Challenge | Give all of the lines again exactly as they read.

Data lines |
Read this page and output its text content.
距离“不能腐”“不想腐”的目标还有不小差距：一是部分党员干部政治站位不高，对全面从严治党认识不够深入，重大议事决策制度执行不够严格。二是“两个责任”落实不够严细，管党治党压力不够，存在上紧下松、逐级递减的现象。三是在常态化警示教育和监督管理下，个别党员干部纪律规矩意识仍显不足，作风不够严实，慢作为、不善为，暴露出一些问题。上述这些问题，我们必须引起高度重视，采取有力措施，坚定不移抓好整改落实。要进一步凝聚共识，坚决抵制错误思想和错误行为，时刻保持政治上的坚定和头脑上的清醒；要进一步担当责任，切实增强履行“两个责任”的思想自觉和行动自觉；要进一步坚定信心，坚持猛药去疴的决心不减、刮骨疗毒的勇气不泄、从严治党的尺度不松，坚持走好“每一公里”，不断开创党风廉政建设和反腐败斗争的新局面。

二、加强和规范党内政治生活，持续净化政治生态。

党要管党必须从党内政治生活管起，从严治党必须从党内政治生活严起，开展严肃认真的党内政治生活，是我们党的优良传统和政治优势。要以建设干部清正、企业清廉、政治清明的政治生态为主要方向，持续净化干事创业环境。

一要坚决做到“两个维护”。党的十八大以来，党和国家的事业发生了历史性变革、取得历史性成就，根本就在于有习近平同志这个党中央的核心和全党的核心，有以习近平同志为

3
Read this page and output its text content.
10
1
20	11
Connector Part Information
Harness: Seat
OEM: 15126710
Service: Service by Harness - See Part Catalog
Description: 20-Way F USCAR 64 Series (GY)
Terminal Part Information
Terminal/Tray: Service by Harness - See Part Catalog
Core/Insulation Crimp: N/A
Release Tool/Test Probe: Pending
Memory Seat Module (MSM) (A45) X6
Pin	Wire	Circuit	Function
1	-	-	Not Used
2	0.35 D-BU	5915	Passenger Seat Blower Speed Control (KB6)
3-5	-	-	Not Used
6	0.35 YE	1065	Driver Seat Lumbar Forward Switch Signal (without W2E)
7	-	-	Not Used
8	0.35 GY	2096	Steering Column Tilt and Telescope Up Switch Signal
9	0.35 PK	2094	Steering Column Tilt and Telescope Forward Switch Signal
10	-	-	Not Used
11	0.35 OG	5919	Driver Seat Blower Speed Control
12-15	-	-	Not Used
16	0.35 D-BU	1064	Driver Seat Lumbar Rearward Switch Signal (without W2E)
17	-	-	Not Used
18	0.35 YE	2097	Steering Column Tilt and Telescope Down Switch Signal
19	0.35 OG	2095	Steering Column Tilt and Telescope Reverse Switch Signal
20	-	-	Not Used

Task solution |
Read this page and output its text content.
距离“不能腐”“不想腐”的目标还有不小差距：一是部分党员干部政治站位不高，对全面从严治党认识不够深入，重大议事决策制度执行不够严格。二是“两个责任”落实不够严细，管党治党压力不够，存在上紧下松、逐级递减的现象。三是在常态化警示教育和监督管理下，个别党员干部纪律规矩意识仍显不足，作风不够严实，慢作为、不善为，暴露出一些问题。上述这些问题，我们必须引起高度重视，采取有力措施，坚定不移抓好整改落实。要进一步凝聚共识，坚决抵制错误思想和错误行为，时刻保持政治上的坚定和头脑上的清醒；要进一步担当责任，切实增强履行“两个责任”的思想自觉和行动自觉；要进一步坚定信心，坚持猛药去疴的决心不减、刮骨疗毒的勇气不泄、从严治党的尺度不松，坚持走好“每一公里”，不断开创党风廉政建设和反腐败斗争的新局面。

二、加强和规范党内政治生活，持续净化政治生态。

党要管党必须从党内政治生活管起，从严治党必须从党内政治生活严起，开展严肃认真的党内政治生活，是我们党的优良传统和政治优势。要以建设干部清正、企业清廉、政治清明的政治生态为主要方向，持续净化干事创业环境。

一要坚决做到“两个维护”。党的十八大以来，党和国家的事业发生了历史性变革、取得历史性成就，根本就在于有习近平同志这个党中央的核心和全党的核心，有以习近平同志为

3
Read this page and output its text content.
10
1
20	11
Connector Part Information
Harness: Seat
OEM: 15126710
Service: Service by Harness - See Part Catalog
Description: 20-Way F USCAR 64 Series (GY)
Terminal Part Information
Terminal/Tray: Service by Harness - See Part Catalog
Core/Insulation Crimp: N/A
Release Tool/Test Probe: Pending
Memory Seat Module (MSM) (A45) X6
Pin	Wire	Circuit	Function
1	-	-	Not Used
2	0.35 D-BU	5915	Passenger Seat Blower Speed Control (KB6)
3-5	-	-	Not Used
6	0.35 YE	1065	Driver Seat Lumbar Forward Switch Signal (without W2E)
7	-	-	Not Used
8	0.35 GY	2096	Steering Column Tilt and Telescope Up Switch Signal
9	0.35 PK	2094	Steering Column Tilt and Telescope Forward Switch Signal
10	-	-	Not Used
11	0.35 OG	5919	Driver Seat Blower Speed Control
12-15	-	-	Not Used
16	0.35 D-BU	1064	Driver Seat Lumbar Rearward Switch Signal (without W2E)
17	-	-	Not Used
18	0.35 YE	2097	Steering Column Tilt and Telescope Down Switch Signal
19	0.35 OG	2095	Steering Column Tilt and Telescope Reverse Switch Signal
20	-	-	Not Used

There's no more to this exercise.